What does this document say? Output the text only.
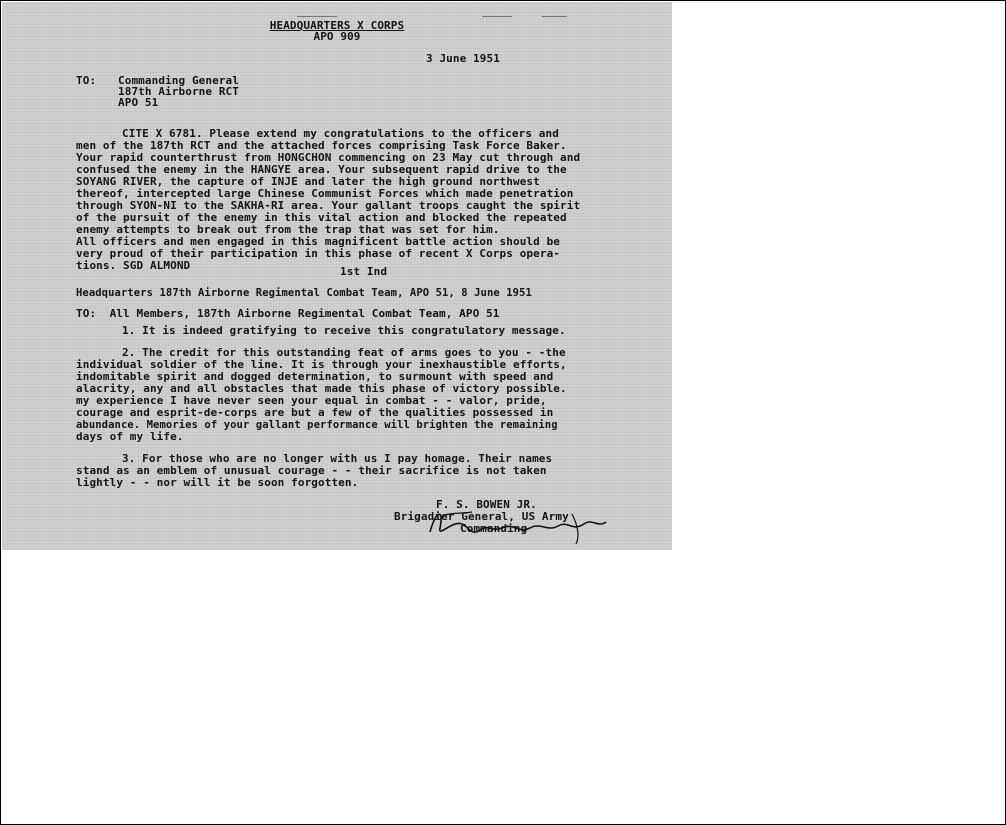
HEADQUARTERS X CORPS
APO 909
3 June 1951
TO: Commanding General
187th Airborne RCT
APO 51
CITE X 6781. Please extend my congratulations to the officers and
men of the 187th RCT and the attached forces comprising Task Force Baker.
Your rapid counterthrust from HONGCHON commencing on 23 May cut through and
confused the enemy in the HANGYE area. Your subsequent rapid drive to the
SOYANG RIVER, the capture of INJE and later the high ground northwest
thereof, intercepted large Chinese Communist Forces which made penetration
through SYON-NI to the SAKHA-RI area. Your gallant troops caught the spirit
of the pursuit of the enemy in this vital action and blocked the repeated
enemy attempts to break out from the trap that was set for him.
All officers and men engaged in this magnificent battle action should be
very proud of their participation in this phase of recent X Corps opera-
tions. SGD ALMOND	1st Ind
Headquarters 187th Airborne Regimental Combat Team, APO 51, 8 June 1951
TO:  All Members, 187th Airborne Regimental Combat Team, APO 51
1. It is indeed gratifying to receive this congratulatory message.
2. The credit for this outstanding feat of arms goes to you - -the
individual soldier of the line. It is through your inexhaustible efforts,
indomitable spirit and dogged determination, to surmount with speed and
alacrity, any and all obstacles that made this phase of victory possible.
my experience I have never seen your equal in combat - - valor, pride,
courage and esprit-de-corps are but a few of the qualities possessed in
abundance. Memories of your gallant performance will brighten the remaining
days of my life.
3. For those who are no longer with us I pay homage. Their names
stand as an emblem of unusual courage - - their sacrifice is not taken
lightly - - nor will it be soon forgotten.
F. S. BOWEN JR.
Brigadier General, US Army
Commanding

— GIVEN INSTRUCTION —
Determine how many lines in the listing above hold the word "gallant", answering with the number only.

— SOLUTION FOR THIS PROBLEM —
2